Dubai Airports CEO reveals how the AOCC, DXB’s nerve centre, managed situation
Dubai: Dubai International Airport (DXB) handled a record number of passengers in the first half of 2025, despite escalating tensions that severely impacted the regional aviation industry.
Despite recent geopolitical tensions that led to temporary airspace closures during what was referred to as the ‘12-day war,’ Dubai International (DXB) has demonstrated impressive operational resilience, achieving a record-breaking first half of the year with 46 million passengers, a 2.3 per cent year-on-year increase.
The average monthly passenger traffic at DXB during the January-June period reached approximately 7.7 million, with a daily passenger volume of around 254,000.
But how did Dubai Airports do it? The airport’s secret sauce in navigating these challenging times? It’s state-of-the-art Airport Operations Control Centre (AOCC).
Paul Griffiths, CEO of Dubai Airports, highlighted the AOCC’s pivotal role in mitigating the impact of the disruptions in May and June, which he stated had "very little impact" on overall traffic numbers. Griffiths said that the flights were only down 3.9 per cent and customer numbers 5.5 per cent during the brief period of disruption.
“All credit to our Airport Operations Control Centre, which is the nerve centre of how we make everything smooth at DXB," Griffiths said. "Single point of decision making, all of the data coming together at that AOCC, we are able to make very quick decisions, assemble the scenarios very quickly, and share everything with our stakeholders very quickly,” he added.

----

Problem requirements:
Please extract the whole article about the Dubai Airports operations center, word for word. Rely only on the article about the Dubai Airports operations center.

Entries supplied:
----

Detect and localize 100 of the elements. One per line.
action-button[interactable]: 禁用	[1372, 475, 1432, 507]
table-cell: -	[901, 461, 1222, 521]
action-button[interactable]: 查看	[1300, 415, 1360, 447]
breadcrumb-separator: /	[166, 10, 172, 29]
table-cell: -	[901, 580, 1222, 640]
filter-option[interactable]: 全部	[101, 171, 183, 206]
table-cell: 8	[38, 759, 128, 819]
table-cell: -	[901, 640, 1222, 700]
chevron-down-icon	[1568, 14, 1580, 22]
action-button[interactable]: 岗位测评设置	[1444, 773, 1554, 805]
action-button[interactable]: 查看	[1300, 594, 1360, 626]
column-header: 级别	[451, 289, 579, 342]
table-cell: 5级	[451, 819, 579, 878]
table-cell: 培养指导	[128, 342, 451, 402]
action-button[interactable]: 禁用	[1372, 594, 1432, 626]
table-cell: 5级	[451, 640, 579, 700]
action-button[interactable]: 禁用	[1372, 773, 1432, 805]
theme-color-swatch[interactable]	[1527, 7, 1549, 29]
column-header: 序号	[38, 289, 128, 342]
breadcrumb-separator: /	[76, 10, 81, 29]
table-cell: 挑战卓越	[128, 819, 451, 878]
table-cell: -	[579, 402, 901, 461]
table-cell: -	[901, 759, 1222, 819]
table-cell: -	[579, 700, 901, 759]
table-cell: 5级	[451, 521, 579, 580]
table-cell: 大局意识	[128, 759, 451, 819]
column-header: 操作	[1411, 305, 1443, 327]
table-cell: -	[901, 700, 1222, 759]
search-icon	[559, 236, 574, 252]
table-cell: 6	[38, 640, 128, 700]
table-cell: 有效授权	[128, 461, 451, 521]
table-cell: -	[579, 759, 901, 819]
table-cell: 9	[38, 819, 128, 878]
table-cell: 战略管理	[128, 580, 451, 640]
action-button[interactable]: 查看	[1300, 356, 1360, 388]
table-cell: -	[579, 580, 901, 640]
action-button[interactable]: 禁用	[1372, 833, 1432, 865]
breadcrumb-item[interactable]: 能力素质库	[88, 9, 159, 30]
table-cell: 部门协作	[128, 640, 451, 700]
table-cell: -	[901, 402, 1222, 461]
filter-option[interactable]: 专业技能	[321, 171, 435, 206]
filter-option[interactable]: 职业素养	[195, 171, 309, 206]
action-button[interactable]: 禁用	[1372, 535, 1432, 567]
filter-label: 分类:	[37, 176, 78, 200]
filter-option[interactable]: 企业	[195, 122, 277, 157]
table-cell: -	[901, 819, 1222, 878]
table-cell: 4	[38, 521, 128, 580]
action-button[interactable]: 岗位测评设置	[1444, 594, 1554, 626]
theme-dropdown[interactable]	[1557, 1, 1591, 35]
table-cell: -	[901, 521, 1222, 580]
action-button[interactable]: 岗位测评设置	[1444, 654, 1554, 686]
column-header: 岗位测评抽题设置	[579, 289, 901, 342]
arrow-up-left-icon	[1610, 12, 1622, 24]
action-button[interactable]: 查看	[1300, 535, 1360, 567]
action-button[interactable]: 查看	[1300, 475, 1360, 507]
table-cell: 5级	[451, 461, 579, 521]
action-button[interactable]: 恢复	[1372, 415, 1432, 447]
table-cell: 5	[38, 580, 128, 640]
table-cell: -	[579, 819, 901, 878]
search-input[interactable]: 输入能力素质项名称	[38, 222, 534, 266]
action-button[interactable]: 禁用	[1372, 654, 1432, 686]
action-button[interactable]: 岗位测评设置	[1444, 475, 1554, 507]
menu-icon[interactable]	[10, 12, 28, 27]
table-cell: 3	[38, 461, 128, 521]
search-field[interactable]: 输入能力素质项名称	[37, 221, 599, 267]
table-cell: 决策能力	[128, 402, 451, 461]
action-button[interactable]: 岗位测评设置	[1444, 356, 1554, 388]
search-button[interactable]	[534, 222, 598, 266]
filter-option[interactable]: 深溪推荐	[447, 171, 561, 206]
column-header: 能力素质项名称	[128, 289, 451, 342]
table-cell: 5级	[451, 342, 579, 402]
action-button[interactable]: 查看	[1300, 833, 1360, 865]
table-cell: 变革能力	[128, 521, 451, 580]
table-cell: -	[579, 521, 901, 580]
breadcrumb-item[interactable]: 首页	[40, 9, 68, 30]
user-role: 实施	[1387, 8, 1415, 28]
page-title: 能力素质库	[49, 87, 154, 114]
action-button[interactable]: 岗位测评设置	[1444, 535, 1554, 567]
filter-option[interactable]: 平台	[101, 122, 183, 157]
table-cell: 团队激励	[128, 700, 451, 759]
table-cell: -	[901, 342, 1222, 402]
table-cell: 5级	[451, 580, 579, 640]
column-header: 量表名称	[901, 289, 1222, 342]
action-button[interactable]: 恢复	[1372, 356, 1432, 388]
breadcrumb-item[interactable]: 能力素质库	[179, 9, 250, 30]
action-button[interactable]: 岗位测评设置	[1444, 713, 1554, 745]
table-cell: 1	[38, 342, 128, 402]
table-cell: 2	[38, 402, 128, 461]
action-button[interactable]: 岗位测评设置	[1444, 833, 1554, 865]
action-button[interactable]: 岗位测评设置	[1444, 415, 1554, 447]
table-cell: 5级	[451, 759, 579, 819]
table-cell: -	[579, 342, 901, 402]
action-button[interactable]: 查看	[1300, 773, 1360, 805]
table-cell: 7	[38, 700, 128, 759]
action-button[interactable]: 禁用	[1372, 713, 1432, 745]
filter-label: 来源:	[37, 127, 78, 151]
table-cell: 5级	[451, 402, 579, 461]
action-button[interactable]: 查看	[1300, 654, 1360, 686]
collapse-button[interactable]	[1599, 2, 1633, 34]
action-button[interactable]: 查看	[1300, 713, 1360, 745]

----

Result of this task:
Dubai Airports CEO reveals how the AOCC, DXB’s nerve centre, managed situation
Dubai: Dubai International Airport (DXB) handled a record number of passengers in the first half of 2025, despite escalating tensions that severely impacted the regional aviation industry.
Despite recent geopolitical tensions that led to temporary airspace closures during what was referred to as the ‘12-day war,’ Dubai International (DXB) has demonstrated impressive operational resilience, achieving a record-breaking first half of the year with 46 million passengers, a 2.3 per cent year-on-year increase.
The average monthly passenger traffic at DXB during the January-June period reached approximately 7.7 million, with a daily passenger volume of around 254,000.
But how did Dubai Airports do it? The airport’s secret sauce in navigating these challenging times? It’s state-of-the-art Airport Operations Control Centre (AOCC).
Paul Griffiths, CEO of Dubai Airports, highlighted the AOCC’s pivotal role in mitigating the impact of the disruptions in May and June, which he stated had "very little impact" on overall traffic numbers. Griffiths said that the flights were only down 3.9 per cent and customer numbers 5.5 per cent during the brief period of disruption.
“All credit to our Airport Operations Control Centre, which is the nerve centre of how we make everything smooth at DXB," Griffiths said. "Single point of decision making, all of the data coming together at that AOCC, we are able to make very quick decisions, assemble the scenarios very quickly, and share everything with our stakeholders very quickly,” he added.